[Records that describe figures]
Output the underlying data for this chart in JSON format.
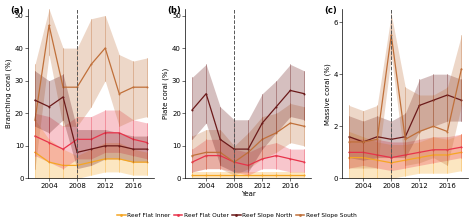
{
  "years": [
    2002,
    2004,
    2006,
    2008,
    2010,
    2012,
    2014,
    2016,
    2018
  ],
  "vline_x": 2008,
  "panel_a": {
    "title": "(a)",
    "ylabel": "Branching coral (%)",
    "ylim": [
      0,
      52
    ],
    "yticks": [
      0,
      10,
      20,
      30,
      40,
      50
    ],
    "reef_flat_inner": {
      "mean": [
        8,
        5,
        4,
        4,
        5,
        6,
        6,
        5,
        5
      ],
      "upper": [
        18,
        12,
        9,
        7,
        9,
        11,
        11,
        9,
        8
      ],
      "lower": [
        0,
        0,
        0,
        0,
        1,
        2,
        2,
        1,
        1
      ]
    },
    "reef_flat_outer": {
      "mean": [
        13,
        11,
        9,
        12,
        12,
        14,
        14,
        12,
        11
      ],
      "upper": [
        20,
        19,
        16,
        19,
        19,
        21,
        21,
        18,
        17
      ],
      "lower": [
        7,
        5,
        3,
        6,
        6,
        8,
        8,
        7,
        6
      ]
    },
    "reef_slope_north": {
      "mean": [
        24,
        22,
        25,
        8,
        9,
        10,
        10,
        9,
        9
      ],
      "upper": [
        33,
        30,
        32,
        15,
        15,
        15,
        14,
        13,
        13
      ],
      "lower": [
        16,
        14,
        18,
        3,
        4,
        6,
        6,
        5,
        5
      ]
    },
    "reef_slope_south": {
      "mean": [
        18,
        47,
        28,
        28,
        35,
        40,
        26,
        28,
        28
      ],
      "upper": [
        35,
        52,
        40,
        40,
        49,
        50,
        38,
        36,
        37
      ],
      "lower": [
        3,
        38,
        16,
        16,
        22,
        30,
        16,
        18,
        19
      ]
    }
  },
  "panel_b": {
    "title": "(b)",
    "ylabel": "Plate coral (%)",
    "ylim": [
      0,
      52
    ],
    "yticks": [
      0,
      10,
      20,
      30,
      40,
      50
    ],
    "reef_flat_inner": {
      "mean": [
        1,
        1,
        1,
        1,
        1,
        1,
        1,
        1,
        1
      ],
      "upper": [
        2,
        2,
        2,
        2,
        2,
        2,
        2,
        2,
        2
      ],
      "lower": [
        0,
        0,
        0,
        0,
        0,
        0,
        0,
        0,
        0
      ]
    },
    "reef_flat_outer": {
      "mean": [
        5,
        7,
        7,
        5,
        4,
        6,
        7,
        6,
        5
      ],
      "upper": [
        9,
        12,
        12,
        9,
        8,
        10,
        11,
        9,
        9
      ],
      "lower": [
        2,
        3,
        3,
        2,
        1,
        3,
        3,
        2,
        2
      ]
    },
    "reef_slope_south": {
      "mean": [
        7,
        8,
        8,
        5,
        8,
        12,
        14,
        17,
        16
      ],
      "upper": [
        13,
        15,
        15,
        10,
        14,
        19,
        20,
        23,
        22
      ],
      "lower": [
        2,
        3,
        3,
        1,
        3,
        6,
        8,
        11,
        10
      ]
    },
    "reef_slope_north": {
      "mean": [
        21,
        26,
        12,
        9,
        9,
        17,
        22,
        27,
        26
      ],
      "upper": [
        31,
        35,
        22,
        18,
        18,
        26,
        30,
        35,
        33
      ],
      "lower": [
        12,
        17,
        4,
        2,
        2,
        9,
        14,
        19,
        18
      ]
    }
  },
  "panel_c": {
    "title": "(c)",
    "ylabel": "Massive coral (%)",
    "ylim": [
      0,
      6.5
    ],
    "yticks": [
      0,
      2,
      4,
      6
    ],
    "reef_flat_inner": {
      "mean": [
        0.8,
        0.8,
        0.7,
        0.6,
        0.7,
        0.8,
        0.9,
        0.9,
        1.0
      ],
      "upper": [
        1.8,
        1.6,
        1.4,
        1.3,
        1.3,
        1.4,
        1.6,
        1.5,
        1.7
      ],
      "lower": [
        0.0,
        0.0,
        0.0,
        0.0,
        0.1,
        0.2,
        0.2,
        0.2,
        0.3
      ]
    },
    "reef_flat_outer": {
      "mean": [
        1.0,
        1.0,
        0.9,
        0.8,
        0.9,
        1.0,
        1.1,
        1.1,
        1.2
      ],
      "upper": [
        1.6,
        1.5,
        1.5,
        1.4,
        1.4,
        1.5,
        1.6,
        1.6,
        1.7
      ],
      "lower": [
        0.4,
        0.5,
        0.4,
        0.3,
        0.4,
        0.5,
        0.6,
        0.7,
        0.8
      ]
    },
    "reef_slope_north": {
      "mean": [
        1.6,
        1.4,
        1.6,
        1.5,
        1.6,
        2.8,
        3.0,
        3.2,
        3.0
      ],
      "upper": [
        2.4,
        2.2,
        2.4,
        2.2,
        2.5,
        3.8,
        4.0,
        4.0,
        3.8
      ],
      "lower": [
        0.8,
        0.7,
        0.8,
        0.8,
        0.8,
        1.8,
        2.0,
        2.2,
        2.2
      ]
    },
    "reef_slope_south": {
      "mean": [
        1.4,
        1.4,
        1.5,
        5.5,
        1.5,
        1.8,
        2.0,
        1.8,
        4.2
      ],
      "upper": [
        2.8,
        2.6,
        2.8,
        6.3,
        3.5,
        3.2,
        3.2,
        3.5,
        5.5
      ],
      "lower": [
        0.4,
        0.4,
        0.4,
        4.7,
        0.5,
        0.6,
        0.8,
        0.5,
        2.8
      ]
    }
  },
  "colors": {
    "reef_flat_inner": "#F5A623",
    "reef_flat_outer": "#E8334A",
    "reef_slope_north": "#6B1A1A",
    "reef_slope_south": "#C0703A"
  },
  "alpha_fill": 0.28,
  "legend_labels": [
    "Reef Flat Inner",
    "Reef Flat Outer",
    "Reef Slope North",
    "Reef Slope South"
  ],
  "legend_keys": [
    "reef_flat_inner",
    "reef_flat_outer",
    "reef_slope_north",
    "reef_slope_south"
  ]
}
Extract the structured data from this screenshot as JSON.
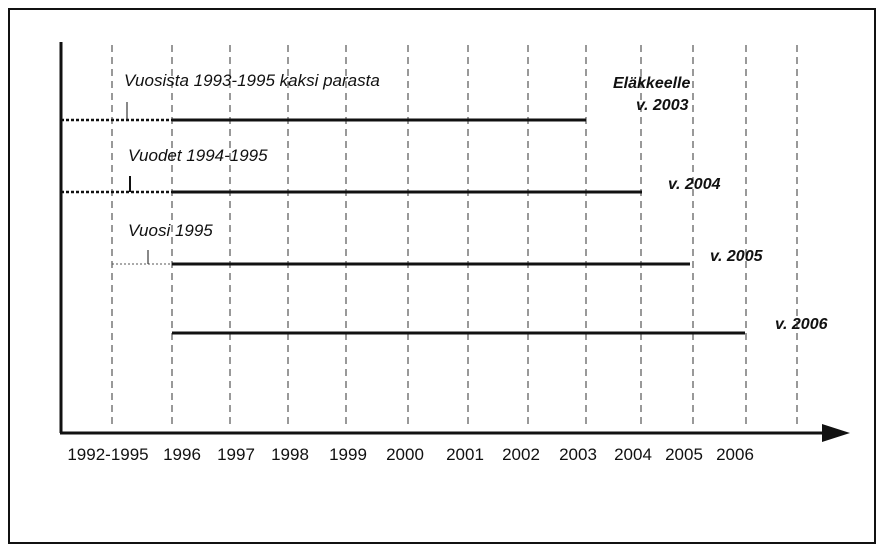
{
  "heading": "Eläkkeelle",
  "axis_labels": [
    "1992-1995",
    "1996",
    "1997",
    "1998",
    "1999",
    "2000",
    "2001",
    "2002",
    "2003",
    "2004",
    "2005",
    "2006"
  ],
  "rows": [
    {
      "label": "Vuosista 1993-1995 kaksi parasta",
      "end_label": "v. 2003"
    },
    {
      "label": "Vuodet 1994-1995",
      "end_label": "v. 2004"
    },
    {
      "label": "Vuosi 1995",
      "end_label": "v. 2005"
    },
    {
      "end_label": "v. 2006"
    }
  ]
}
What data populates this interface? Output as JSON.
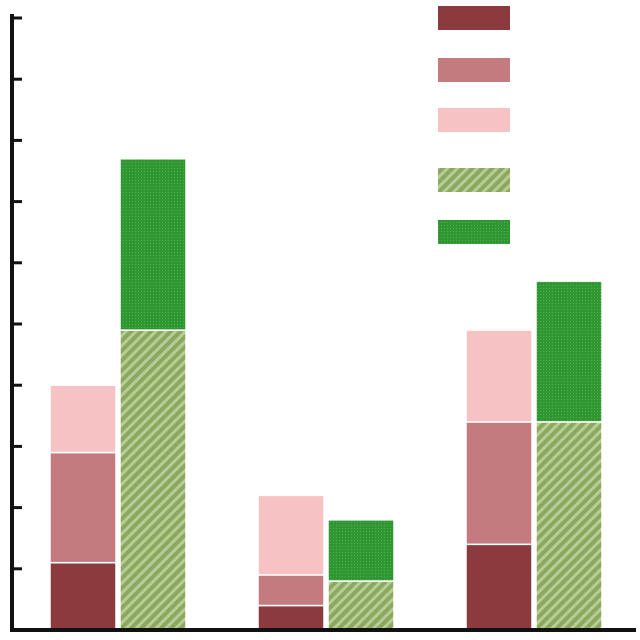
{
  "chart_data": {
    "type": "bar",
    "stacked": true,
    "title": "",
    "xlabel": "",
    "ylabel": "",
    "ylim": [
      0,
      10
    ],
    "grid": false,
    "legend_placement": "top-right",
    "groups": [
      {
        "stacks": [
          {
            "segments": [
              1.1,
              1.8,
              1.1
            ]
          },
          {
            "segments": [
              4.9,
              2.8
            ]
          }
        ]
      },
      {
        "stacks": [
          {
            "segments": [
              0.4,
              0.5,
              1.3
            ]
          },
          {
            "segments": [
              0.8,
              1.0
            ]
          }
        ]
      },
      {
        "stacks": [
          {
            "segments": [
              1.4,
              2.0,
              1.5
            ]
          },
          {
            "segments": [
              3.4,
              2.3
            ]
          }
        ]
      }
    ],
    "segment_styles": [
      {
        "fill": "#8b3a3e",
        "pattern": "none"
      },
      {
        "fill": "#c47b80",
        "pattern": "none"
      },
      {
        "fill": "#f7c2c4",
        "pattern": "none"
      },
      {
        "fill": "#8aa85e",
        "pattern": "hatch"
      },
      {
        "fill": "#2f9632",
        "pattern": "dots"
      }
    ],
    "stack_style_map": [
      [
        0,
        1,
        2
      ],
      [
        3,
        4
      ]
    ]
  }
}
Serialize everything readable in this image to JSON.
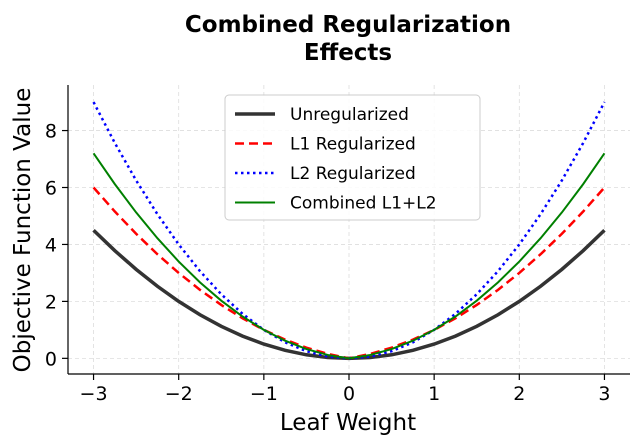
{
  "chart_data": {
    "type": "line",
    "title": "Combined Regularization\nEffects",
    "title_lines": [
      "Combined Regularization",
      "Effects"
    ],
    "xlabel": "Leaf Weight",
    "ylabel": "Objective Function Value",
    "xlim": [
      -3.3,
      3.3
    ],
    "ylim": [
      -0.55,
      9.6
    ],
    "xticks": [
      -3,
      -2,
      -1,
      0,
      1,
      2,
      3
    ],
    "xtick_labels": [
      "−3",
      "−2",
      "−1",
      "0",
      "1",
      "2",
      "3"
    ],
    "yticks": [
      0,
      2,
      4,
      6,
      8
    ],
    "ytick_labels": [
      "0",
      "2",
      "4",
      "6",
      "8"
    ],
    "grid": true,
    "legend_position": "top-center",
    "x": [
      -3,
      -2.75,
      -2.5,
      -2.25,
      -2,
      -1.75,
      -1.5,
      -1.25,
      -1,
      -0.75,
      -0.5,
      -0.25,
      0,
      0.25,
      0.5,
      0.75,
      1,
      1.25,
      1.5,
      1.75,
      2,
      2.25,
      2.5,
      2.75,
      3
    ],
    "series": [
      {
        "name": "Unregularized",
        "color": "#333333",
        "style": "solid",
        "values": [
          4.5,
          3.781,
          3.125,
          2.531,
          2,
          1.531,
          1.125,
          0.781,
          0.5,
          0.281,
          0.125,
          0.031,
          0,
          0.031,
          0.125,
          0.281,
          0.5,
          0.781,
          1.125,
          1.531,
          2,
          2.531,
          3.125,
          3.781,
          4.5
        ]
      },
      {
        "name": "L1 Regularized",
        "color": "#ff0000",
        "style": "dashed",
        "values": [
          6,
          5.156,
          4.375,
          3.656,
          3,
          2.406,
          1.875,
          1.406,
          1,
          0.656,
          0.375,
          0.156,
          0,
          0.156,
          0.375,
          0.656,
          1,
          1.406,
          1.875,
          2.406,
          3,
          3.656,
          4.375,
          5.156,
          6
        ]
      },
      {
        "name": "L2 Regularized",
        "color": "#0000ff",
        "style": "dotted",
        "values": [
          9,
          7.5625,
          6.25,
          5.0625,
          4,
          3.0625,
          2.25,
          1.5625,
          1,
          0.5625,
          0.25,
          0.0625,
          0,
          0.0625,
          0.25,
          0.5625,
          1,
          1.5625,
          2.25,
          3.0625,
          4,
          5.0625,
          6.25,
          7.5625,
          9
        ]
      },
      {
        "name": "Combined L1+L2",
        "color": "#008000",
        "style": "solid",
        "values": [
          7.2,
          6.119,
          5.125,
          4.219,
          3.4,
          2.669,
          2.025,
          1.469,
          1,
          0.619,
          0.325,
          0.119,
          0,
          0.119,
          0.325,
          0.619,
          1,
          1.469,
          2.025,
          2.669,
          3.4,
          4.219,
          5.125,
          6.119,
          7.2
        ]
      }
    ]
  }
}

**Objective:**
Go through the records and gather the lines that hold "Combined".

**Expected output:**
    "title": "Combined Regularization\nEffects",
      "Combined Regularization",
        "name": "Combined L1+L2",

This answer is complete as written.